───── Provided data ─────
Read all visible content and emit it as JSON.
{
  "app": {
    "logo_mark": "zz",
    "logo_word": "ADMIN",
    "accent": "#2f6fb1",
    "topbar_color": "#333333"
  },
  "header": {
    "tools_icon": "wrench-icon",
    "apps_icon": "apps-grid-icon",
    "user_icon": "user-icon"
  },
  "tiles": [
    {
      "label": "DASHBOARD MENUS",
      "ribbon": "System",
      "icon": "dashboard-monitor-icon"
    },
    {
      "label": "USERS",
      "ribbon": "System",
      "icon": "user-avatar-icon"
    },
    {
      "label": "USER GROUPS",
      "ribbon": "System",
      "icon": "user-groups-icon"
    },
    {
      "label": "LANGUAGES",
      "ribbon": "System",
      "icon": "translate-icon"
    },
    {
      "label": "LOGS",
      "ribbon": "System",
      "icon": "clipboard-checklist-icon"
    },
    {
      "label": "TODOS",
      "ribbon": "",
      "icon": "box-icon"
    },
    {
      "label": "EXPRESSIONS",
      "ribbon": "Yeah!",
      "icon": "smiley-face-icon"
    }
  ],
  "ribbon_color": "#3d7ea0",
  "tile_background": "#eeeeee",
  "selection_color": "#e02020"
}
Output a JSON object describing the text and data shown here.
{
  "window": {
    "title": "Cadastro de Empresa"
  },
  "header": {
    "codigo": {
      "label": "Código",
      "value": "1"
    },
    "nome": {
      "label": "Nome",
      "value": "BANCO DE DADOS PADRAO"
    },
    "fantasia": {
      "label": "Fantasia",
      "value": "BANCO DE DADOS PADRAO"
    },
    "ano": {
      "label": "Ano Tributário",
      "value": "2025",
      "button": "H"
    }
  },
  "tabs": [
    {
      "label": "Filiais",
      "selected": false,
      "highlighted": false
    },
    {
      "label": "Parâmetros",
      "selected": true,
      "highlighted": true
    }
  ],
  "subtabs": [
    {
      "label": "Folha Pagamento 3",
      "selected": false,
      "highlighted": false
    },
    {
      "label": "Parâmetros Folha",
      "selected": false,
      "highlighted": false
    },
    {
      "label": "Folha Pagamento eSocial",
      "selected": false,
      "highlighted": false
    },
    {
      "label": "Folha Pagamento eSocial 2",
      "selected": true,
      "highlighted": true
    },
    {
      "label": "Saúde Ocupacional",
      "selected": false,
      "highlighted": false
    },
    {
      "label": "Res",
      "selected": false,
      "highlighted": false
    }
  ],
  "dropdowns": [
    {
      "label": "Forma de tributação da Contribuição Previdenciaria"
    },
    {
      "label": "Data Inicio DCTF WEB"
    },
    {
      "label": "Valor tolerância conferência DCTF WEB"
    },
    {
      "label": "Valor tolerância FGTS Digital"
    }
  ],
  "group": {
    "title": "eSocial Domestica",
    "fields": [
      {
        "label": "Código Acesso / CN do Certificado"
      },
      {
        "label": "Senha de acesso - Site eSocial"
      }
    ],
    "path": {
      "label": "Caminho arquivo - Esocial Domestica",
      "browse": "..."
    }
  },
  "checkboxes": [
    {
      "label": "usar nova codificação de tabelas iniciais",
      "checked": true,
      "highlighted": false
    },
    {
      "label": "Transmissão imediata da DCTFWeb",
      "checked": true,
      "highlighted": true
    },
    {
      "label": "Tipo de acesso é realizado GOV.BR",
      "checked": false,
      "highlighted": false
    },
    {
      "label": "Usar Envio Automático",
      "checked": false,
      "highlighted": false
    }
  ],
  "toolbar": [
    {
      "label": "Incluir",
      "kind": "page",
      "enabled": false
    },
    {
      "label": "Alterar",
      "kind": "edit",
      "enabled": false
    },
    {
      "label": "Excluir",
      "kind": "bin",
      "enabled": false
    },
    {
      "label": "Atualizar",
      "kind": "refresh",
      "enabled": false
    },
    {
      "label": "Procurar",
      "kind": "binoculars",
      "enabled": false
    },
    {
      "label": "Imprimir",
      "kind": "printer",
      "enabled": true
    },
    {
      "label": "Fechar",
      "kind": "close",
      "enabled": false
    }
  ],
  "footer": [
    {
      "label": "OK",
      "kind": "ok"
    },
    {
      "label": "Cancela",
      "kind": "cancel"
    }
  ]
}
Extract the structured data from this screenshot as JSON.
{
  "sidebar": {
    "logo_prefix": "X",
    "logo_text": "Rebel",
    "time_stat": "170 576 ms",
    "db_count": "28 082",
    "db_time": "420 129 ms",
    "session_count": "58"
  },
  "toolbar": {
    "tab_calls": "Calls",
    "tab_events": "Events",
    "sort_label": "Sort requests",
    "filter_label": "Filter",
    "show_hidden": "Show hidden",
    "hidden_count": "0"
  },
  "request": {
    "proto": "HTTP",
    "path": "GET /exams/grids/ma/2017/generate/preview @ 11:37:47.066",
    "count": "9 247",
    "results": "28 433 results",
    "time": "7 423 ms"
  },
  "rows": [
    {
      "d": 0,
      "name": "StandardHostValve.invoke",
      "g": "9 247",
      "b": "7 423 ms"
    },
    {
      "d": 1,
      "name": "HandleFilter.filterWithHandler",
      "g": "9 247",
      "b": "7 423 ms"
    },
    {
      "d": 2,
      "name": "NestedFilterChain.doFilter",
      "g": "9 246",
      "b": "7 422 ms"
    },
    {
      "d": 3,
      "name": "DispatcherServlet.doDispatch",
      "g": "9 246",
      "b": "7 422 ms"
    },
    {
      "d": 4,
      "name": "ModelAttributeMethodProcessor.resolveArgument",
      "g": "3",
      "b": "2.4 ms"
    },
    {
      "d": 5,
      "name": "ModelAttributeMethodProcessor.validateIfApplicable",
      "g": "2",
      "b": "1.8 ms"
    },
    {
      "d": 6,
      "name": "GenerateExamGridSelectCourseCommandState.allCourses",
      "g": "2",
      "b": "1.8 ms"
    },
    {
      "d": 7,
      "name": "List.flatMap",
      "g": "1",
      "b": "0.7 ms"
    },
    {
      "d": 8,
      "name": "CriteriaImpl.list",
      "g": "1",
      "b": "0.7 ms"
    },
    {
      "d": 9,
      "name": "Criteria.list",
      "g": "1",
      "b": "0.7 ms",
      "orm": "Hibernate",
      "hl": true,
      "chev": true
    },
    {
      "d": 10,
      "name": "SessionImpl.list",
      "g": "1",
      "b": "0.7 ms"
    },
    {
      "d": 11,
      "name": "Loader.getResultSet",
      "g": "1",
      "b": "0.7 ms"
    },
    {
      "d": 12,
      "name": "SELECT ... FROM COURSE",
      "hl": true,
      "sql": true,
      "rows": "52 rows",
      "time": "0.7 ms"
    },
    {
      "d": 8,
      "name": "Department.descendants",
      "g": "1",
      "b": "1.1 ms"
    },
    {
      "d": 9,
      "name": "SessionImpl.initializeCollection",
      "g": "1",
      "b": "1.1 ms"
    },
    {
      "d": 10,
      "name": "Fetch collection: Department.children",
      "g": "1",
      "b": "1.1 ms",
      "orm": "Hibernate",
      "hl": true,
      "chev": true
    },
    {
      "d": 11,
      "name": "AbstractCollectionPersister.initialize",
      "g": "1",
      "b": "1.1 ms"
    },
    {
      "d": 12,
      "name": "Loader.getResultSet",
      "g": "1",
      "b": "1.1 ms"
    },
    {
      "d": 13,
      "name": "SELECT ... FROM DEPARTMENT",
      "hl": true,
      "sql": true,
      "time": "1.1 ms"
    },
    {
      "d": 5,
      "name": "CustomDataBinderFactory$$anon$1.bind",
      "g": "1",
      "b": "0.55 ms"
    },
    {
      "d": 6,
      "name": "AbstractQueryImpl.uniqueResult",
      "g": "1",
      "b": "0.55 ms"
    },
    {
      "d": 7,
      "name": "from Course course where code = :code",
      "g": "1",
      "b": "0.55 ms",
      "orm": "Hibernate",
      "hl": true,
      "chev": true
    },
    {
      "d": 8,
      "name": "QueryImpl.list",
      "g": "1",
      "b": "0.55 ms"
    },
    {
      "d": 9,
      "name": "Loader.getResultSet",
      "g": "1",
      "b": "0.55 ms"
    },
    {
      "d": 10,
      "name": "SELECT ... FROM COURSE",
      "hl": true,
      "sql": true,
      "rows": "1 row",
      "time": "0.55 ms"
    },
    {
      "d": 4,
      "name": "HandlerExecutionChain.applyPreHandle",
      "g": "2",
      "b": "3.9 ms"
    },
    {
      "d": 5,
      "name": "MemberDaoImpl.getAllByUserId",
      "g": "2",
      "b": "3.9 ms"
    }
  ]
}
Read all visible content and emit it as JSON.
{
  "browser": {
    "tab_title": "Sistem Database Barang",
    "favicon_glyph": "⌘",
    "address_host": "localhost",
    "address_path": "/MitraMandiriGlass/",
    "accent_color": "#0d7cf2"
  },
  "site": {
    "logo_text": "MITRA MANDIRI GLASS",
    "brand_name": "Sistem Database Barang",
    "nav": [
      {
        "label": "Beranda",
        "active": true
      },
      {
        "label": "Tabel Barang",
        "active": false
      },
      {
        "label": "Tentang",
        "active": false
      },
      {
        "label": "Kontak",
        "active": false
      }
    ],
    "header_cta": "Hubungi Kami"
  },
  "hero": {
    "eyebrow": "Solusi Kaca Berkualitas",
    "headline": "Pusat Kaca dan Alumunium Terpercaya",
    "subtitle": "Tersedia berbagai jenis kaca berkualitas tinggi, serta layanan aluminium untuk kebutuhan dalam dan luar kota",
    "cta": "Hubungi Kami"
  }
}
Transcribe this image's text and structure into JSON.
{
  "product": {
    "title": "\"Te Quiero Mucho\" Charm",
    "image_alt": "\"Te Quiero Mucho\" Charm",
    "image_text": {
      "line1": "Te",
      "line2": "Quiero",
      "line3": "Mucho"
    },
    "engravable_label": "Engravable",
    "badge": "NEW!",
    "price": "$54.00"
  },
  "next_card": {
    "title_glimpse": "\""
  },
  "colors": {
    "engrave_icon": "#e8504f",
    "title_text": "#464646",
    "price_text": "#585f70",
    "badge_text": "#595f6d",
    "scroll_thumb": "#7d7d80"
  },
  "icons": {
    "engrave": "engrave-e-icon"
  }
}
─────
== Required task ==
Going through the entries above, tally each line that has the word "Kami". Answer with the number only.

== Solution to this exercise ==
2